### Exercise task:
Search the data below for "указанный"; list each line that holds it.

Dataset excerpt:
═══

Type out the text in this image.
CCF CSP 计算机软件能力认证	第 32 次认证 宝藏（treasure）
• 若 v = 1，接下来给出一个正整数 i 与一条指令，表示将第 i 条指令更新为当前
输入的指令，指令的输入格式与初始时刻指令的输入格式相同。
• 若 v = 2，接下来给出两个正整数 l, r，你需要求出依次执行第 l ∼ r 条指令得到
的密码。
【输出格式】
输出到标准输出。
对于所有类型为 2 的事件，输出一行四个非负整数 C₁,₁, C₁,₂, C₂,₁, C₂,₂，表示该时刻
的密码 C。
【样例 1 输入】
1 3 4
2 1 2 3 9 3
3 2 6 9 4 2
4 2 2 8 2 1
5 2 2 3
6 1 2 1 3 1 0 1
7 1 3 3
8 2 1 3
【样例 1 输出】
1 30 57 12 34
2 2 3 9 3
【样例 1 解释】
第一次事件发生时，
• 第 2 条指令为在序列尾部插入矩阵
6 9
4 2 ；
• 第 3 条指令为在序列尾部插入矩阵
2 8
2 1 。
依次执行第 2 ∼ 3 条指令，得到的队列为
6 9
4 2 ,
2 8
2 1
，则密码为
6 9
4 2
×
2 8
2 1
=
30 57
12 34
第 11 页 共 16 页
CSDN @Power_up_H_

═══

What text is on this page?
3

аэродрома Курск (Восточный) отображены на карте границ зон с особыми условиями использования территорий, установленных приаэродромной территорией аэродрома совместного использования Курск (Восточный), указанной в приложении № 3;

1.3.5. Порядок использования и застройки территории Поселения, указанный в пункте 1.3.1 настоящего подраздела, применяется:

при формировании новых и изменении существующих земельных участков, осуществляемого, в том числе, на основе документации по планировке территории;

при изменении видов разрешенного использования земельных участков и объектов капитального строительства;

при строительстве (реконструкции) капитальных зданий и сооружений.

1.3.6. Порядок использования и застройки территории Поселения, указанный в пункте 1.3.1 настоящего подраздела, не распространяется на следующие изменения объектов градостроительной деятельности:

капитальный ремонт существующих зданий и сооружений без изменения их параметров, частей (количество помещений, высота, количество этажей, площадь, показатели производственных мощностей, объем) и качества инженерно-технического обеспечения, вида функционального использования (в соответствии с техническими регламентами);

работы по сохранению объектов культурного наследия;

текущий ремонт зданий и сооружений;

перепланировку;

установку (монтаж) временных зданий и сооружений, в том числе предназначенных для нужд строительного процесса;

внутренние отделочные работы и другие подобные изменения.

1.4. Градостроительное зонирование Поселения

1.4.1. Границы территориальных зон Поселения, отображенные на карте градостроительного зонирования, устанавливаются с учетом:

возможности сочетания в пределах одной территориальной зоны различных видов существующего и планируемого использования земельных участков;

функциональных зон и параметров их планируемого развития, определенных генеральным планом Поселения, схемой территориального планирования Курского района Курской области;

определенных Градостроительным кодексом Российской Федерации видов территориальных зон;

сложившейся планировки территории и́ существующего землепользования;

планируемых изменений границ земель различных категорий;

═══

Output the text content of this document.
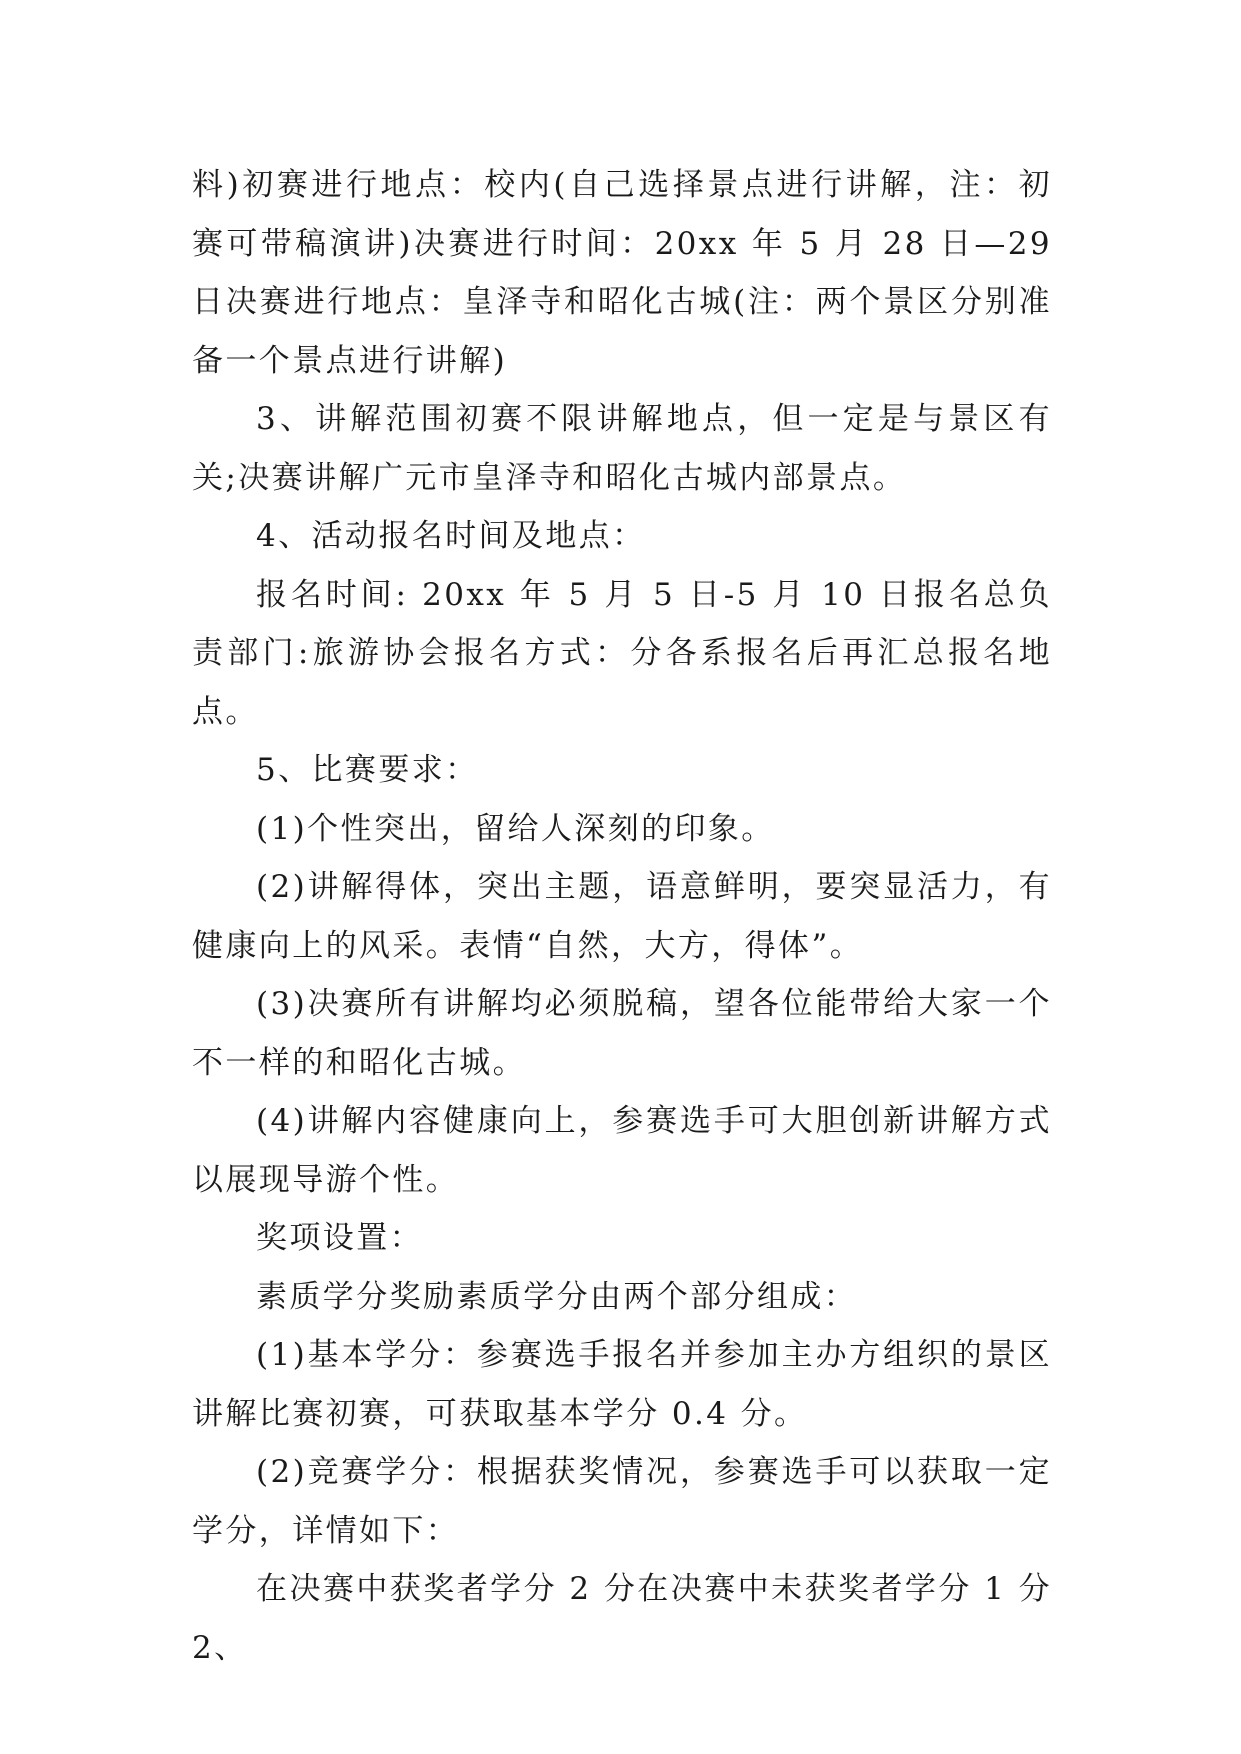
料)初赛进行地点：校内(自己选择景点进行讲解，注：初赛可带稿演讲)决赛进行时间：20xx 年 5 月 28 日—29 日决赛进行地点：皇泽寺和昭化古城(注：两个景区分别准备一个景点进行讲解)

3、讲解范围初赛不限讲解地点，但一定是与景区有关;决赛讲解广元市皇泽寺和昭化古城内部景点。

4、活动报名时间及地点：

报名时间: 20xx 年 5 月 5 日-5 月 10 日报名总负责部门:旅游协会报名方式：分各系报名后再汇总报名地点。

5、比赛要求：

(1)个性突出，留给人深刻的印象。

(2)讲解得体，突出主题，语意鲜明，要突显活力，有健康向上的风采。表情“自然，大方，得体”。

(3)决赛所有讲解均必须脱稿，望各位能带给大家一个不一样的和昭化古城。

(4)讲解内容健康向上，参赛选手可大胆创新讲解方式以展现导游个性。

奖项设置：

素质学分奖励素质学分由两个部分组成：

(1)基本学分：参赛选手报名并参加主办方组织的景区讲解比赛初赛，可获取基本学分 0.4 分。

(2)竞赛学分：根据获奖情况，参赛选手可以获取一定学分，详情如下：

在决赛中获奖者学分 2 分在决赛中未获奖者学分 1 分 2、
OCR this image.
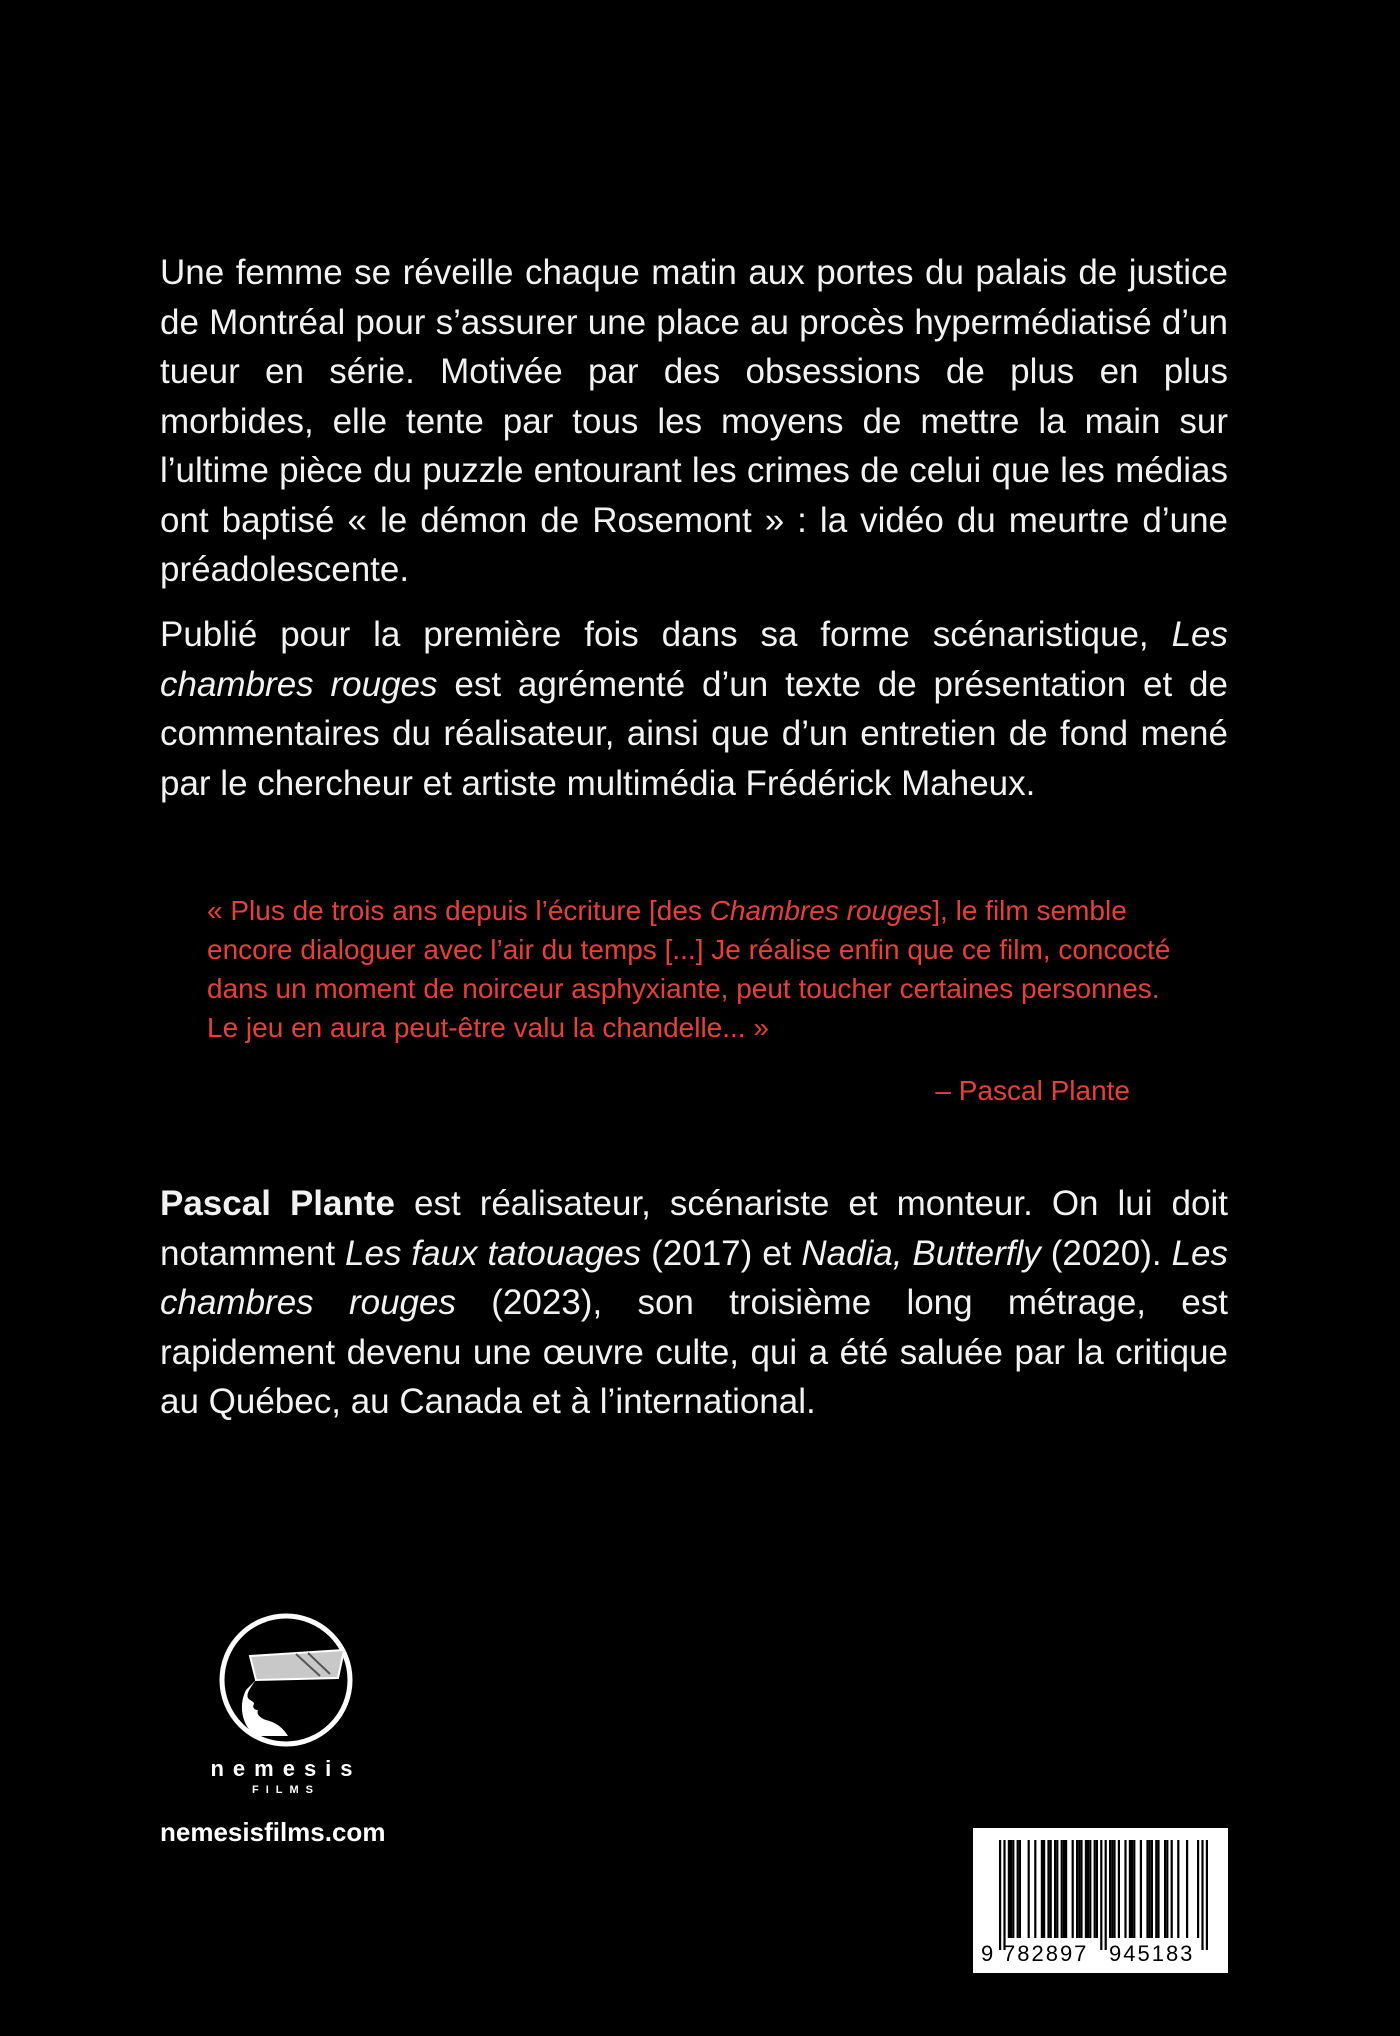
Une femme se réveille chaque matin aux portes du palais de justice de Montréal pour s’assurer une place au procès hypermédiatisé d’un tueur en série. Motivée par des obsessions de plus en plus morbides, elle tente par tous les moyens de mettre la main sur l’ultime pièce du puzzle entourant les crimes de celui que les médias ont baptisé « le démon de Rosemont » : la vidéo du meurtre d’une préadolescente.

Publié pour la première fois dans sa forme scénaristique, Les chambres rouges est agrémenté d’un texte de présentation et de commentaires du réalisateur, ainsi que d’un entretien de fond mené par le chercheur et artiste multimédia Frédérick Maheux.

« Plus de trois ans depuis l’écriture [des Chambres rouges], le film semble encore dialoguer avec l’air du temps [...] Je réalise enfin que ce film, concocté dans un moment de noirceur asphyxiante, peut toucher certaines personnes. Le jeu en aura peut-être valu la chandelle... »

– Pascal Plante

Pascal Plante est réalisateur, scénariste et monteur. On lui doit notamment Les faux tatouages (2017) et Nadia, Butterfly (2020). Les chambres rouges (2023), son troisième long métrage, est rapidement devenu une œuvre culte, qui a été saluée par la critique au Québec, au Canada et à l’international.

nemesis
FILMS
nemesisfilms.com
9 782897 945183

═══

### Written response:
1.3.5. Порядок использования и застройки территории Поселения, указанный в пункте 1.3.1 настоящего подраздела, применяется:
1.3.6. Порядок использования и застройки территории Поселения, указанный в пункте 1.3.1 настоящего подраздела, не распространяется на следующие изменения объектов градостроительной деятельности:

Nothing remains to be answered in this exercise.